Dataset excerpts
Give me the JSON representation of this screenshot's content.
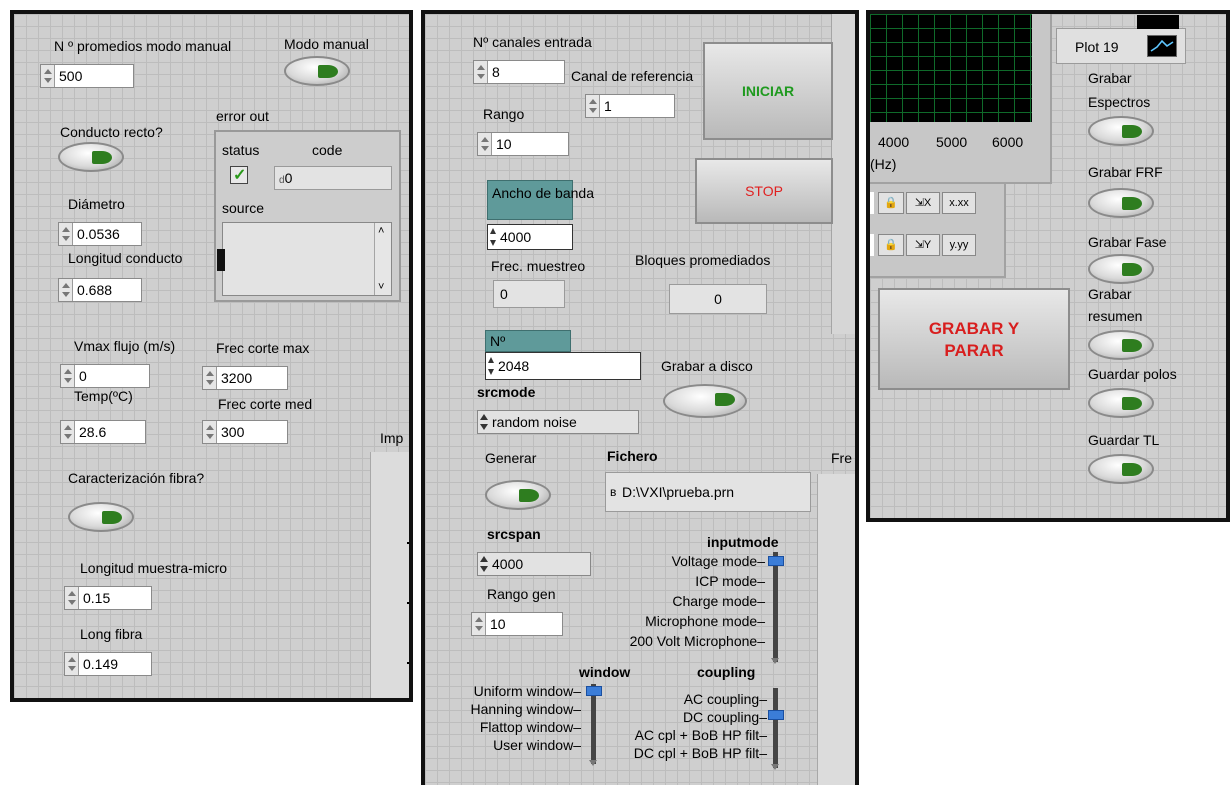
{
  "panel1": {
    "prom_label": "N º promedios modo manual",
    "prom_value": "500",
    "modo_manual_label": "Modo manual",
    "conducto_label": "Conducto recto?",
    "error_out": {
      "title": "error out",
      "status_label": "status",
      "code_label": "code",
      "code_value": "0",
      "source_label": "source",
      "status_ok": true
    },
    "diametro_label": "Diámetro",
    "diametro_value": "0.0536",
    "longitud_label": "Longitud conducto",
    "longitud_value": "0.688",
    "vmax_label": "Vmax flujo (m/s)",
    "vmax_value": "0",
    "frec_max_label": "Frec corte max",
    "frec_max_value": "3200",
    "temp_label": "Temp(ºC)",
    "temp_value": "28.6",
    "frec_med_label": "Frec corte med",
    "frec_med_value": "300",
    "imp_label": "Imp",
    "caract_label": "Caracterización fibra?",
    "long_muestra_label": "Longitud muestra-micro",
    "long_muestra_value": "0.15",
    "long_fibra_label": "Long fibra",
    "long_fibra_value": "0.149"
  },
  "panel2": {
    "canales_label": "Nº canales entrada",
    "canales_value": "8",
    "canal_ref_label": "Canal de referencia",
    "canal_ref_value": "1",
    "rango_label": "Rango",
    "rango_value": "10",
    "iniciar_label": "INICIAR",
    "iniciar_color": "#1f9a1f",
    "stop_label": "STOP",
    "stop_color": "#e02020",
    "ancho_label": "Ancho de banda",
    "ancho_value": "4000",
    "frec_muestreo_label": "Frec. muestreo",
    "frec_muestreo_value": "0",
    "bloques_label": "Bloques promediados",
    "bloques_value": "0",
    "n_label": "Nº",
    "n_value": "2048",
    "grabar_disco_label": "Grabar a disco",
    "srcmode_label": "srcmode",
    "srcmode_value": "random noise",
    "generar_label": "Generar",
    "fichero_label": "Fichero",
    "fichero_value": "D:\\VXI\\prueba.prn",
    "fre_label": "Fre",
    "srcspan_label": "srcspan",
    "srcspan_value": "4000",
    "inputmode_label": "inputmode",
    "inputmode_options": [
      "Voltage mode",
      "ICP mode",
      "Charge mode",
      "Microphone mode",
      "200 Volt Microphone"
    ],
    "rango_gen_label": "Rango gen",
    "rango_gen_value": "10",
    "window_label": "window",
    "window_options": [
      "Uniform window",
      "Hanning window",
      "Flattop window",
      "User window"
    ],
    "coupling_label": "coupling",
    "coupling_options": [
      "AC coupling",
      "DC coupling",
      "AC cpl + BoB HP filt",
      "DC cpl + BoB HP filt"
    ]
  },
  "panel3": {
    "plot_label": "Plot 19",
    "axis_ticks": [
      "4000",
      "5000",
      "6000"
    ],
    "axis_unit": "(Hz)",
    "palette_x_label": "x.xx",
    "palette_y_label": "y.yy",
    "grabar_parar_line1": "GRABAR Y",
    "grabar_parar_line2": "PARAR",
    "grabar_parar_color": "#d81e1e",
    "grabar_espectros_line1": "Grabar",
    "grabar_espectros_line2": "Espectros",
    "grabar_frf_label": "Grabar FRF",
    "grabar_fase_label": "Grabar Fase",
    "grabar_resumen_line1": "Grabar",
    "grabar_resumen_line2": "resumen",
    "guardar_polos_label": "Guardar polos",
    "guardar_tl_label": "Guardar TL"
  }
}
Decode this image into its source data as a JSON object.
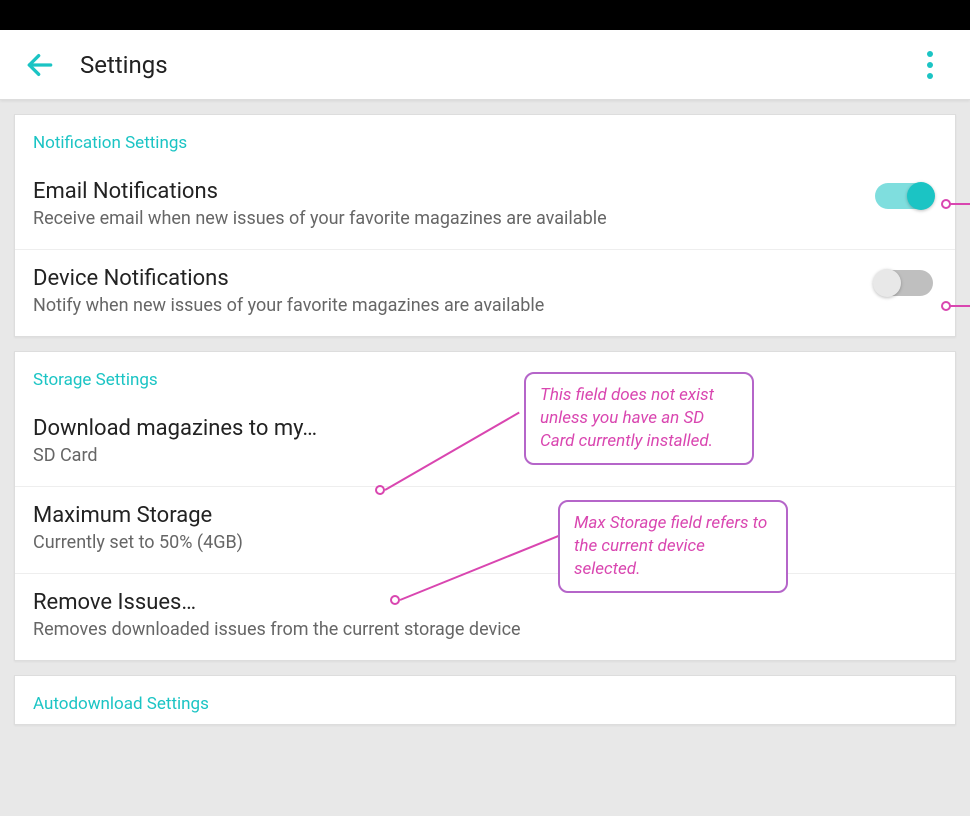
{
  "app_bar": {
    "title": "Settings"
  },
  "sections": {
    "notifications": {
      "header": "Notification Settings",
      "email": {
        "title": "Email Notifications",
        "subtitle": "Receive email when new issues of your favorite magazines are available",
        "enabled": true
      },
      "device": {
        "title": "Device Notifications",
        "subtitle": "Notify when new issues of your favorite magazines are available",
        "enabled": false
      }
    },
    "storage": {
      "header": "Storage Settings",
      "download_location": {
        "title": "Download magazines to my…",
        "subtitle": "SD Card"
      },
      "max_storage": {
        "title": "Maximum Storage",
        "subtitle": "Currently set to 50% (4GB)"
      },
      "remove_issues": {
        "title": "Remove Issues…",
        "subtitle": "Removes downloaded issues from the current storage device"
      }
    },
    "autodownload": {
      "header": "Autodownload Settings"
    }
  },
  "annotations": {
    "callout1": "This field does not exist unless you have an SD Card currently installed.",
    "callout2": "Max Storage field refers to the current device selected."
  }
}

*AIM OF THE EXERCISE*
Make an exact copy of all entries above, dropping the images.

*ANSWER FOR THE TASK*
Give me the JSON representation of this screenshot's content.
{
  "panel1": {
    "prom_label": "N º promedios modo manual",
    "prom_value": "500",
    "modo_manual_label": "Modo manual",
    "conducto_label": "Conducto recto?",
    "error_out": {
      "title": "error out",
      "status_label": "status",
      "code_label": "code",
      "code_value": "0",
      "source_label": "source",
      "status_ok": true
    },
    "diametro_label": "Diámetro",
    "diametro_value": "0.0536",
    "longitud_label": "Longitud conducto",
    "longitud_value": "0.688",
    "vmax_label": "Vmax flujo (m/s)",
    "vmax_value": "0",
    "frec_max_label": "Frec corte max",
    "frec_max_value": "3200",
    "temp_label": "Temp(ºC)",
    "temp_value": "28.6",
    "frec_med_label": "Frec corte med",
    "frec_med_value": "300",
    "imp_label": "Imp",
    "caract_label": "Caracterización fibra?",
    "long_muestra_label": "Longitud muestra-micro",
    "long_muestra_value": "0.15",
    "long_fibra_label": "Long fibra",
    "long_fibra_value": "0.149"
  },
  "panel2": {
    "canales_label": "Nº canales entrada",
    "canales_value": "8",
    "canal_ref_label": "Canal de referencia",
    "canal_ref_value": "1",
    "rango_label": "Rango",
    "rango_value": "10",
    "iniciar_label": "INICIAR",
    "iniciar_color": "#1f9a1f",
    "stop_label": "STOP",
    "stop_color": "#e02020",
    "ancho_label": "Ancho de banda",
    "ancho_value": "4000",
    "frec_muestreo_label": "Frec. muestreo",
    "frec_muestreo_value": "0",
    "bloques_label": "Bloques promediados",
    "bloques_value": "0",
    "n_label": "Nº",
    "n_value": "2048",
    "grabar_disco_label": "Grabar a disco",
    "srcmode_label": "srcmode",
    "srcmode_value": "random noise",
    "generar_label": "Generar",
    "fichero_label": "Fichero",
    "fichero_value": "D:\\VXI\\prueba.prn",
    "fre_label": "Fre",
    "srcspan_label": "srcspan",
    "srcspan_value": "4000",
    "inputmode_label": "inputmode",
    "inputmode_options": [
      "Voltage mode",
      "ICP mode",
      "Charge mode",
      "Microphone mode",
      "200 Volt Microphone"
    ],
    "rango_gen_label": "Rango gen",
    "rango_gen_value": "10",
    "window_label": "window",
    "window_options": [
      "Uniform window",
      "Hanning window",
      "Flattop window",
      "User window"
    ],
    "coupling_label": "coupling",
    "coupling_options": [
      "AC coupling",
      "DC coupling",
      "AC cpl + BoB HP filt",
      "DC cpl + BoB HP filt"
    ]
  },
  "panel3": {
    "plot_label": "Plot 19",
    "axis_ticks": [
      "4000",
      "5000",
      "6000"
    ],
    "axis_unit": "(Hz)",
    "palette_x_label": "x.xx",
    "palette_y_label": "y.yy",
    "grabar_parar_line1": "GRABAR Y",
    "grabar_parar_line2": "PARAR",
    "grabar_parar_color": "#d81e1e",
    "grabar_espectros_line1": "Grabar",
    "grabar_espectros_line2": "Espectros",
    "grabar_frf_label": "Grabar FRF",
    "grabar_fase_label": "Grabar Fase",
    "grabar_resumen_line1": "Grabar",
    "grabar_resumen_line2": "resumen",
    "guardar_polos_label": "Guardar polos",
    "guardar_tl_label": "Guardar TL"
  }
}
Decode this image into its source data as a JSON object.
{
  "app_bar": {
    "title": "Settings"
  },
  "sections": {
    "notifications": {
      "header": "Notification Settings",
      "email": {
        "title": "Email Notifications",
        "subtitle": "Receive email when new issues of your favorite magazines are available",
        "enabled": true
      },
      "device": {
        "title": "Device Notifications",
        "subtitle": "Notify when new issues of your favorite magazines are available",
        "enabled": false
      }
    },
    "storage": {
      "header": "Storage Settings",
      "download_location": {
        "title": "Download magazines to my…",
        "subtitle": "SD Card"
      },
      "max_storage": {
        "title": "Maximum Storage",
        "subtitle": "Currently set to 50% (4GB)"
      },
      "remove_issues": {
        "title": "Remove Issues…",
        "subtitle": "Removes downloaded issues from the current storage device"
      }
    },
    "autodownload": {
      "header": "Autodownload Settings"
    }
  },
  "annotations": {
    "callout1": "This field does not exist unless you have an SD Card currently installed.",
    "callout2": "Max Storage field refers to the current device selected."
  }
}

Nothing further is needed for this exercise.